### Aim of the exercise
List every line in this data where the string "true" occurs.

### Data lines
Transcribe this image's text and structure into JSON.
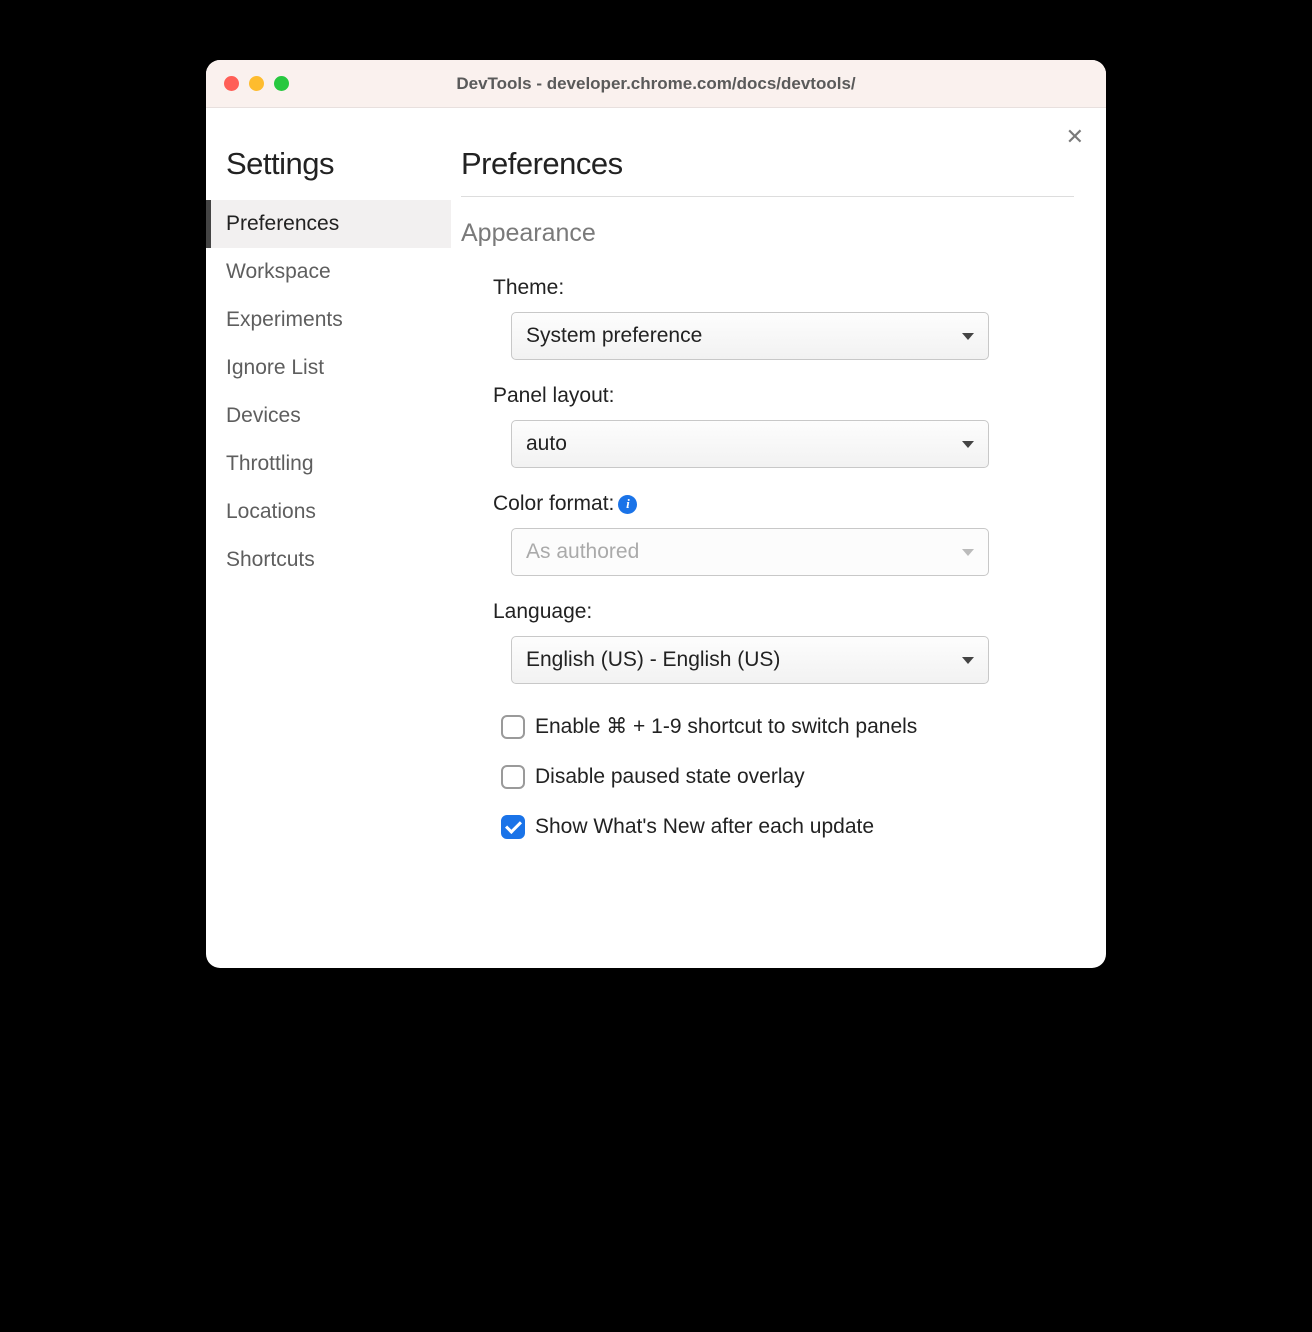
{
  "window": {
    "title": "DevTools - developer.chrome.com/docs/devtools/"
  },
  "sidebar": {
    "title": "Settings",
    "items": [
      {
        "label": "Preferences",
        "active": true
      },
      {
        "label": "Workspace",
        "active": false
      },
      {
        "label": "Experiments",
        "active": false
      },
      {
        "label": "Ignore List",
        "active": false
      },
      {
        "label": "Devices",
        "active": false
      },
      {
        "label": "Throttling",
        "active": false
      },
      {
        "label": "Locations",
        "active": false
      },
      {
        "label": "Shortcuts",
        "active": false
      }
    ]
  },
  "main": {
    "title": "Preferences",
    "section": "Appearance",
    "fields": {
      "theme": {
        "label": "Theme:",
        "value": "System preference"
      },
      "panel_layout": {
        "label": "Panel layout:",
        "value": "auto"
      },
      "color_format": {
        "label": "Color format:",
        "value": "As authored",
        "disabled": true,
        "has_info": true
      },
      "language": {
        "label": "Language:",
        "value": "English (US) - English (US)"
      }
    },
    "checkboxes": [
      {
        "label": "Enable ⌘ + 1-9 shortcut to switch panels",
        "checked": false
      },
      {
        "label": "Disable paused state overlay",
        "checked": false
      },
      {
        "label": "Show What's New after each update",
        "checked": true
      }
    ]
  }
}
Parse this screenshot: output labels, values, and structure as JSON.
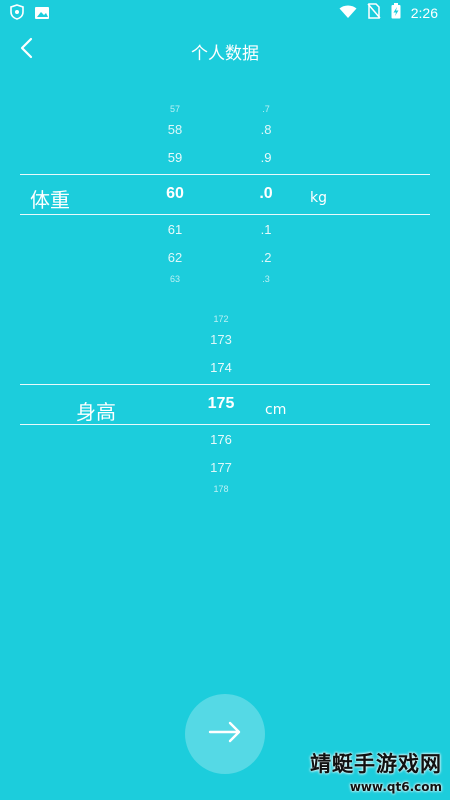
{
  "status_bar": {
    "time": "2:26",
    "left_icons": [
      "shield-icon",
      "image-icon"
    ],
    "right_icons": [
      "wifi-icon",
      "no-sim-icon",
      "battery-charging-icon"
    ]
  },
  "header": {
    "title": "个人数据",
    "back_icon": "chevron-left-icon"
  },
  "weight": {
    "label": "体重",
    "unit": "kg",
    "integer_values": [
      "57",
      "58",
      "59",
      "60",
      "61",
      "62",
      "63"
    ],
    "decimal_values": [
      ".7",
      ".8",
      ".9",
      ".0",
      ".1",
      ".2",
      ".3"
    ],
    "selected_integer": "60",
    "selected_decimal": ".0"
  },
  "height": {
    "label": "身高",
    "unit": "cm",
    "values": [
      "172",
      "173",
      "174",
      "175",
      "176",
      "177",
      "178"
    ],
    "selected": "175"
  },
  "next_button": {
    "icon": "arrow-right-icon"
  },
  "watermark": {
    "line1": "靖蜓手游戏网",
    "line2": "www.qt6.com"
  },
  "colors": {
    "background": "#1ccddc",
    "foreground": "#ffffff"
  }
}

### Solution to the exercise
        "active": true
        "disabled": true,
        "has_info": true
        "checked": true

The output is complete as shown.